Start Input records
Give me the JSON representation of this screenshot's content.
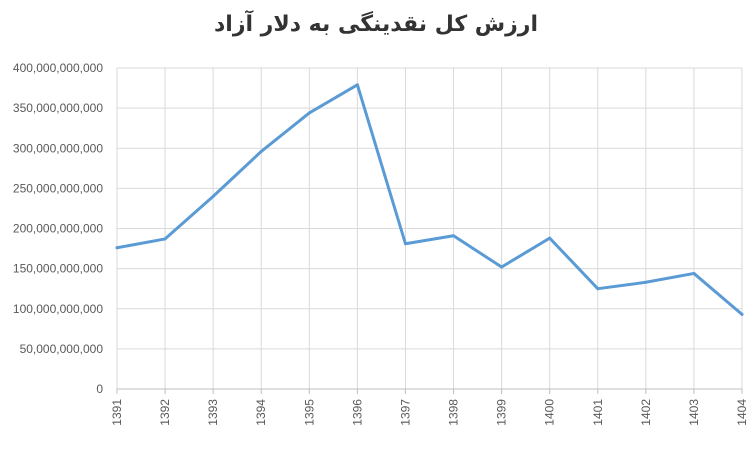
{
  "chart_data": {
    "type": "line",
    "title": "ارزش کل نقدینگی به دلار آزاد",
    "xlabel": "",
    "ylabel": "",
    "categories": [
      "1391",
      "1392",
      "1393",
      "1394",
      "1395",
      "1396",
      "1397",
      "1398",
      "1399",
      "1400",
      "1401",
      "1402",
      "1403",
      "1404"
    ],
    "series": [
      {
        "values": [
          176000000000,
          187000000000,
          240000000000,
          296000000000,
          344000000000,
          379000000000,
          181000000000,
          191000000000,
          152000000000,
          188000000000,
          125000000000,
          133000000000,
          144000000000,
          93000000000
        ],
        "color": "#5b9bd5"
      }
    ],
    "ylim": [
      0,
      400000000000
    ],
    "yticks": [
      "0",
      "50,000,000,000",
      "100,000,000,000",
      "150,000,000,000",
      "200,000,000,000",
      "250,000,000,000",
      "300,000,000,000",
      "350,000,000,000",
      "400,000,000,000"
    ],
    "grid": true,
    "legend": "none"
  }
}
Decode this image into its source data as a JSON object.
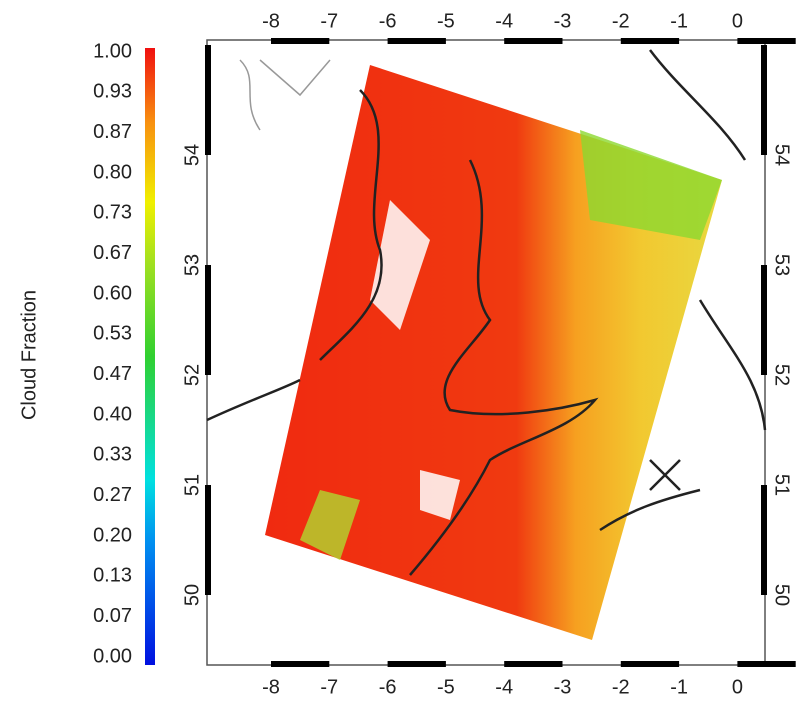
{
  "colorbar": {
    "label": "Cloud Fraction",
    "ticks": [
      "1.00",
      "0.93",
      "0.87",
      "0.80",
      "0.73",
      "0.67",
      "0.60",
      "0.53",
      "0.47",
      "0.40",
      "0.33",
      "0.27",
      "0.20",
      "0.13",
      "0.07",
      "0.00"
    ]
  },
  "axes": {
    "x_ticks": [
      "-8",
      "-7",
      "-6",
      "-5",
      "-4",
      "-3",
      "-2",
      "-1",
      "0"
    ],
    "y_ticks": [
      "54",
      "53",
      "52",
      "51",
      "50"
    ]
  }
}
End Input records
■ Exercise description ■
Reproduce exactly the lines from the one with "Decode this image" to the bottom of the listing, both ends included, and nothing else. Skip the pictures.

■ The answer ■
Decode this image into its source data as a JSON object.
{
  "colorbar": {
    "label": "Cloud Fraction",
    "ticks": [
      "1.00",
      "0.93",
      "0.87",
      "0.80",
      "0.73",
      "0.67",
      "0.60",
      "0.53",
      "0.47",
      "0.40",
      "0.33",
      "0.27",
      "0.20",
      "0.13",
      "0.07",
      "0.00"
    ]
  },
  "axes": {
    "x_ticks": [
      "-8",
      "-7",
      "-6",
      "-5",
      "-4",
      "-3",
      "-2",
      "-1",
      "0"
    ],
    "y_ticks": [
      "54",
      "53",
      "52",
      "51",
      "50"
    ]
  }
}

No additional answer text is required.